> **MATERIAL FOR THIS EXERCISE**:
• • •

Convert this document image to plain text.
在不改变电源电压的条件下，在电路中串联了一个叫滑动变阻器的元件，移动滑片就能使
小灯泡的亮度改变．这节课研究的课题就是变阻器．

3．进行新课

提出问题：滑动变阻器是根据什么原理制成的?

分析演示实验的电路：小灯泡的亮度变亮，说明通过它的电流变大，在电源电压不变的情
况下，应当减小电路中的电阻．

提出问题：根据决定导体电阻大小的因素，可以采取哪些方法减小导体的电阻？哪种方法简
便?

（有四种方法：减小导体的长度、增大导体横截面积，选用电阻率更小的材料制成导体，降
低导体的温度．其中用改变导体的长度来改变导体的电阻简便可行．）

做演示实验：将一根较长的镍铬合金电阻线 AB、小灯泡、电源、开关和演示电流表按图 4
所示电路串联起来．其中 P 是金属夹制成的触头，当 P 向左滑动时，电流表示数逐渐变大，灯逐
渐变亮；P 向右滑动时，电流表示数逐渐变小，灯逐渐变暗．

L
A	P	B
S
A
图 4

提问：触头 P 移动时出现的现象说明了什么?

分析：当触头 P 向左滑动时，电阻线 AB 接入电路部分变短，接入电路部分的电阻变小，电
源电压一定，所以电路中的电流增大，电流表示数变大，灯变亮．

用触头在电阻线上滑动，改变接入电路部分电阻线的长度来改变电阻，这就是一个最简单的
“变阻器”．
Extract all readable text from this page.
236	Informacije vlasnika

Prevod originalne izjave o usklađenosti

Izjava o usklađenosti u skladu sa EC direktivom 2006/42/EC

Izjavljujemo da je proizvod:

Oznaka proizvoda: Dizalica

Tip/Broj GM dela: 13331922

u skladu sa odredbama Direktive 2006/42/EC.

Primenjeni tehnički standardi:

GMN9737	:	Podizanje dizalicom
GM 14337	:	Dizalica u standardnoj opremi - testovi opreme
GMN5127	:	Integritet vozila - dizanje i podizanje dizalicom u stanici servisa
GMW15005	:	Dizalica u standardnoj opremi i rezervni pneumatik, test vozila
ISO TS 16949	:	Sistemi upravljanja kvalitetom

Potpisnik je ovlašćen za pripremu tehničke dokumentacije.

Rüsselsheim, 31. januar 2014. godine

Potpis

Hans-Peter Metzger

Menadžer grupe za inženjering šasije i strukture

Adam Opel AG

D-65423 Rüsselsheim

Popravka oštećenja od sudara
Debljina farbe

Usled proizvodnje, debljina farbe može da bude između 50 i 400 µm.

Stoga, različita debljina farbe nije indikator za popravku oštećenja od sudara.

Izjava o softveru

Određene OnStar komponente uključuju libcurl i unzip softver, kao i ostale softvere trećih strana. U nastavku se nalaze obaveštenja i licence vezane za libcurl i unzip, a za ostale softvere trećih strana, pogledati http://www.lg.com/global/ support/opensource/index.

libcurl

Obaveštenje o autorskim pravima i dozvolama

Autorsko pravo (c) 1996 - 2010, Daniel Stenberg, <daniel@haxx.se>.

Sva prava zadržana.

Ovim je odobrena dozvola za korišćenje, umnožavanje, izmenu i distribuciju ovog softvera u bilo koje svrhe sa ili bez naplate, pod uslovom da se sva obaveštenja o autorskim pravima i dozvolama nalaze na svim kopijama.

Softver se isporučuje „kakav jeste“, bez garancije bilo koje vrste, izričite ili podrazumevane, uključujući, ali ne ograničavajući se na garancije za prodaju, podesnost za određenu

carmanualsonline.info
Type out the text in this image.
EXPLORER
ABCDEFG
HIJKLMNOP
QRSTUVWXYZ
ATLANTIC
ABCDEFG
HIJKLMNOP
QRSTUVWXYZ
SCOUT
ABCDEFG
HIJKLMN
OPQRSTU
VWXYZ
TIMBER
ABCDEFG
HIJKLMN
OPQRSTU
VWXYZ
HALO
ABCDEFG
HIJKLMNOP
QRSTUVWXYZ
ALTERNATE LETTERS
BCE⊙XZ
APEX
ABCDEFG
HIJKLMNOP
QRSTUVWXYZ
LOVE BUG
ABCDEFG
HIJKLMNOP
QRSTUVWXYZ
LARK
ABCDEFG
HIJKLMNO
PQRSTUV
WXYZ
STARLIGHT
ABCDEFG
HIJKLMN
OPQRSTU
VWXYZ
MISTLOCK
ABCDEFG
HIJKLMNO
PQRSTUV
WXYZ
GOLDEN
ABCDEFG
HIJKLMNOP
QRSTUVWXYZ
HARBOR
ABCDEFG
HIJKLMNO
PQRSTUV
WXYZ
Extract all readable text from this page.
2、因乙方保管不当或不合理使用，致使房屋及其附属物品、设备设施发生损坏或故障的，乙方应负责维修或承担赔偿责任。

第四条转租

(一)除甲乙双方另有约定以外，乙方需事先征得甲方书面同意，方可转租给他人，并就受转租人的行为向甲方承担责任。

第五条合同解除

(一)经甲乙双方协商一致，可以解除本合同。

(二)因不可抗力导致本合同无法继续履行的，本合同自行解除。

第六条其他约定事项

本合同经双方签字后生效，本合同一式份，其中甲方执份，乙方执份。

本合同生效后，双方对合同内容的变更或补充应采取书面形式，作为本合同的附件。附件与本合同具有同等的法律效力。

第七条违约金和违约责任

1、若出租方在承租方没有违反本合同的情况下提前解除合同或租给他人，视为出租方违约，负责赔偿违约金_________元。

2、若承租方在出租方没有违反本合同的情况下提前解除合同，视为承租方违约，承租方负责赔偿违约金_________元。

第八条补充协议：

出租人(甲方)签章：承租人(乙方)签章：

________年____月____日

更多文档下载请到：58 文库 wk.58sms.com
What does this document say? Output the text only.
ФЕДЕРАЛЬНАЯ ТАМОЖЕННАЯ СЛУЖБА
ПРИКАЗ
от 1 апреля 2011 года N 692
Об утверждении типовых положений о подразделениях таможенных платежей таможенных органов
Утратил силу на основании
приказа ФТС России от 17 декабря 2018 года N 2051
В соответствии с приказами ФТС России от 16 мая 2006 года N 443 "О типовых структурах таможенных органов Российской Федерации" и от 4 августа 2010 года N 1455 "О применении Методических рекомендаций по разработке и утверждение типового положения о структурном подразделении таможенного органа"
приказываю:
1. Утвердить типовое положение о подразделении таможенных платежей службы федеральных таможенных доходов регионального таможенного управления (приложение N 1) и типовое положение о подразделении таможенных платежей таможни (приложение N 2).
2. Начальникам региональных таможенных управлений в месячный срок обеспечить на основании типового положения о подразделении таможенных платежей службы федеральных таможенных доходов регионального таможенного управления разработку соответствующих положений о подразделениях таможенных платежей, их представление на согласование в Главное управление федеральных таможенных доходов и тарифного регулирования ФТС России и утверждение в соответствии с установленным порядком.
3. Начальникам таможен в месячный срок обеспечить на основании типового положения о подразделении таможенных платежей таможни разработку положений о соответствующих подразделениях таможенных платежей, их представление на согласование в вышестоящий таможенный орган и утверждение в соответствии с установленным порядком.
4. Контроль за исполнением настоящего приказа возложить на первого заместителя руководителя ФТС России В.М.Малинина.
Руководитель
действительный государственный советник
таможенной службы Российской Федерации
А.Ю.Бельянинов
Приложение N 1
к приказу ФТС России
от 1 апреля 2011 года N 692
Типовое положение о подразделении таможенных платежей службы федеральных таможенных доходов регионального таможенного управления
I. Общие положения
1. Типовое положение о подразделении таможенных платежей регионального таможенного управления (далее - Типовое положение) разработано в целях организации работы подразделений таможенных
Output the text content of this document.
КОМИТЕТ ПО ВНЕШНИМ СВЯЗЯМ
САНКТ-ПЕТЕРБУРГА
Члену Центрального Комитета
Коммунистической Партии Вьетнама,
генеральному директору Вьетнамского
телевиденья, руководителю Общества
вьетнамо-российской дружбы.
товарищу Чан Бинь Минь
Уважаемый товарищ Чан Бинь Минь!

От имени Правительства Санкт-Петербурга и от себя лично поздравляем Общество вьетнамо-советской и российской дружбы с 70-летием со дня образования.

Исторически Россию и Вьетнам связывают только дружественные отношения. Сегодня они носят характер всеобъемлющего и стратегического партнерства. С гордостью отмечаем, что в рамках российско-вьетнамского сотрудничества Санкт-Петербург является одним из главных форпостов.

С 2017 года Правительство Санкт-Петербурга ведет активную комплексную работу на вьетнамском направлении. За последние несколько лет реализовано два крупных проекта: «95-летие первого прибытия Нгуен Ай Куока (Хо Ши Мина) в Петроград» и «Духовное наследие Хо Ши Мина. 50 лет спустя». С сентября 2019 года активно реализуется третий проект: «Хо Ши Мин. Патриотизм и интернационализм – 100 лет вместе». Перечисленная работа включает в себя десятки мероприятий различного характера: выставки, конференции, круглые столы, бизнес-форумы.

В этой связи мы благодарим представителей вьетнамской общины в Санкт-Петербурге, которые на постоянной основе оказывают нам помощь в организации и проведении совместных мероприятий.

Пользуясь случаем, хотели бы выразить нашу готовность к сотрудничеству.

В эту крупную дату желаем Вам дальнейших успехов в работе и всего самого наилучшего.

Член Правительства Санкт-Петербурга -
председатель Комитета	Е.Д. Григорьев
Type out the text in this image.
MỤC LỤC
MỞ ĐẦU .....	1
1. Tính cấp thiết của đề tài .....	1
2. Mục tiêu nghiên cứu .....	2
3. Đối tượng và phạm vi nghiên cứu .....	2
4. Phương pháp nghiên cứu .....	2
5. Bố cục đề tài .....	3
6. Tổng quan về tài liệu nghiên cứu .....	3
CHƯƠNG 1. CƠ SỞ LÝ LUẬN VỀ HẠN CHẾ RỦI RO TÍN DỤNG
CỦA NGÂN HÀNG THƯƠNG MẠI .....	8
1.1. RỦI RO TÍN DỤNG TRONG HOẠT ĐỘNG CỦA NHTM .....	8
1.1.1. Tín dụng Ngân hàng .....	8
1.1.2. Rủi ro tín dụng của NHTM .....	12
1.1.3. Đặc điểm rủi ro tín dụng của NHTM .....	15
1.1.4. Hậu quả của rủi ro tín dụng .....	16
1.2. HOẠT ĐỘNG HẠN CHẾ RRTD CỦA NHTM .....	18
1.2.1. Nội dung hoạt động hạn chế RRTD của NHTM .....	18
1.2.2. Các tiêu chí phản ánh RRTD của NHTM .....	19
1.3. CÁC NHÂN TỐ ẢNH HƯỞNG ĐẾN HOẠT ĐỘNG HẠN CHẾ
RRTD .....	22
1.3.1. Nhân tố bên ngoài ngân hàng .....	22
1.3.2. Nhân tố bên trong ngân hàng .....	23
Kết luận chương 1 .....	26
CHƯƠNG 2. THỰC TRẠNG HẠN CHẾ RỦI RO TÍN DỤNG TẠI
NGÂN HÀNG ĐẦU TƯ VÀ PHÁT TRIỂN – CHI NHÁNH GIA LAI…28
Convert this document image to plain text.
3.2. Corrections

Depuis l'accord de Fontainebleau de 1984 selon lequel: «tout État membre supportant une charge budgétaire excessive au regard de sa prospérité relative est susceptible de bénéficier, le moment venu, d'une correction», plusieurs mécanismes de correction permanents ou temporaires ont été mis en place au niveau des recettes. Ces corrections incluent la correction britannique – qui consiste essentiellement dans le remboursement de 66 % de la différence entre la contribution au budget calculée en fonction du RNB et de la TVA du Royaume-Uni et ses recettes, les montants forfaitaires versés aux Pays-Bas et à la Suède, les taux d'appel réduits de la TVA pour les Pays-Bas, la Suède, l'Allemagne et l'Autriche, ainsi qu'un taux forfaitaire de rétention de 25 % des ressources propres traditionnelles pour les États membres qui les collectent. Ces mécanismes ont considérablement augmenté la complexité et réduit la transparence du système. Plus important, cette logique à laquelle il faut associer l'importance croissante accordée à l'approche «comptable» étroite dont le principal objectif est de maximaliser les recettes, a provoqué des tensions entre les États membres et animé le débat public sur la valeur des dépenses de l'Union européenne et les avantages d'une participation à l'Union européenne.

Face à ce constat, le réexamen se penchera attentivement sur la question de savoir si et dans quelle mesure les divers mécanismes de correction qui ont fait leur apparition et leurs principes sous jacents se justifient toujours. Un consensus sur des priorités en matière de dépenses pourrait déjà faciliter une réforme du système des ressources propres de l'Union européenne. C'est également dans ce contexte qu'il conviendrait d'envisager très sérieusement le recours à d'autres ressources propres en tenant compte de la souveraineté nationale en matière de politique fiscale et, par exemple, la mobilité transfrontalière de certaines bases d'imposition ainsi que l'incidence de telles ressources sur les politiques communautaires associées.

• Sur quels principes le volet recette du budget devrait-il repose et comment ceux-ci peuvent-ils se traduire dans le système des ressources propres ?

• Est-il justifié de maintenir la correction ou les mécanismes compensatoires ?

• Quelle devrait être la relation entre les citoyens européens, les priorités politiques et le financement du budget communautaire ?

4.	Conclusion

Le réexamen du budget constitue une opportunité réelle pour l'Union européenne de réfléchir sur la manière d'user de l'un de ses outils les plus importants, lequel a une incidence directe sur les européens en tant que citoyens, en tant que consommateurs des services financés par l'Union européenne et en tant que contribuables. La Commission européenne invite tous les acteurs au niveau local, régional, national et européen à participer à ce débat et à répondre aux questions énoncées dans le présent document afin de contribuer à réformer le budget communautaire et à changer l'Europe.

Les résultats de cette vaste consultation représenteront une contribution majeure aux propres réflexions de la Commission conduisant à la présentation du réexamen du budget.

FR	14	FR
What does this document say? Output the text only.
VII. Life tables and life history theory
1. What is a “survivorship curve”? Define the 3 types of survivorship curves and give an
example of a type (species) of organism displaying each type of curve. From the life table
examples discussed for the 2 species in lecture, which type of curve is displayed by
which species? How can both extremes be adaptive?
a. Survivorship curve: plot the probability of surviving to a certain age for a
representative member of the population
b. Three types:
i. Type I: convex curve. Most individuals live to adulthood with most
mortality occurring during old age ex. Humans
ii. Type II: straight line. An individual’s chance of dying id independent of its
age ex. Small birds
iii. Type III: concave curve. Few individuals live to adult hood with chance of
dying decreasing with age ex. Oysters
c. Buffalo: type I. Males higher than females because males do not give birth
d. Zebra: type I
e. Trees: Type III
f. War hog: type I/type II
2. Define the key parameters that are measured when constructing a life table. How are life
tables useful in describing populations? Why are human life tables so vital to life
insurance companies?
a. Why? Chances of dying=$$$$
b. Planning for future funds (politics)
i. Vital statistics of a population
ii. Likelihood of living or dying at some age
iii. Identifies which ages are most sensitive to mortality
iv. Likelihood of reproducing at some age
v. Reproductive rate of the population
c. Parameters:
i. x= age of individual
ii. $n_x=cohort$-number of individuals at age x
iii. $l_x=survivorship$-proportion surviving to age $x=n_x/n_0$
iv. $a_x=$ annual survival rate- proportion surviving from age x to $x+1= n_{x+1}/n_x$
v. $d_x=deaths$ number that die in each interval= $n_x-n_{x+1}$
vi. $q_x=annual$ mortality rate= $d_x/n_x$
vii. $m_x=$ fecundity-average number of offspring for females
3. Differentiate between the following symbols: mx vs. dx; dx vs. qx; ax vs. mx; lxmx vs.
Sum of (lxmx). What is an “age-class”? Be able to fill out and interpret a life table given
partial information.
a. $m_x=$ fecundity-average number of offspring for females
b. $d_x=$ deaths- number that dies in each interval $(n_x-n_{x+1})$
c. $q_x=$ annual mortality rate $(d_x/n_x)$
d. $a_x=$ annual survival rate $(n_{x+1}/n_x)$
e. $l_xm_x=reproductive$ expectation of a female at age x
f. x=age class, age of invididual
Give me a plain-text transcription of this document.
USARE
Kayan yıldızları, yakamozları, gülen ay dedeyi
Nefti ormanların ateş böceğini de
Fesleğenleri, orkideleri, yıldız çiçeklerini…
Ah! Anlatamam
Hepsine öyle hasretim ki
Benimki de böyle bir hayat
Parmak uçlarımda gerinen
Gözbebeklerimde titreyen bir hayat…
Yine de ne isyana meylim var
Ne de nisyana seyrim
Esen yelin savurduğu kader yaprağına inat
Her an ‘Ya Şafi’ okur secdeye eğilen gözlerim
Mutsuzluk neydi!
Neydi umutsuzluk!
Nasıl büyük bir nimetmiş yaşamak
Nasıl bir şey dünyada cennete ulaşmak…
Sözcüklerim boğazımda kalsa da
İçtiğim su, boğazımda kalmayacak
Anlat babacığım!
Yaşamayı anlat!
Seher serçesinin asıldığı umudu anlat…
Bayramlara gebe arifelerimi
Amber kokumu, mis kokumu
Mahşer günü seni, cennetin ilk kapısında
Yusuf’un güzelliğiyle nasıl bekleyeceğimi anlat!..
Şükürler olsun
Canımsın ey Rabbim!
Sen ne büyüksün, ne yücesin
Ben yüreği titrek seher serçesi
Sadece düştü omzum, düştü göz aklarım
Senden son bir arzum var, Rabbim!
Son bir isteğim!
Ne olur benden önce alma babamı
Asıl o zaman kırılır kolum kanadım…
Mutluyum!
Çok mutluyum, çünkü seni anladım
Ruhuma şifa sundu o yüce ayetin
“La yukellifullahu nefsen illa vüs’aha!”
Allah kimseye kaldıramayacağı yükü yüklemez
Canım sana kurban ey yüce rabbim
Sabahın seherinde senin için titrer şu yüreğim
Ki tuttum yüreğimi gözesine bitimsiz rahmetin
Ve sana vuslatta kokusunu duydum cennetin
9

• • •

> **WORK TO COMPLETE**: Report each line in the preceding entries that holds the string "Комитета".

> **SOLUTION FOR THIS PROBLEM**:
Члену Центрального Комитета
председатель Комитета	Е.Д. Григорьев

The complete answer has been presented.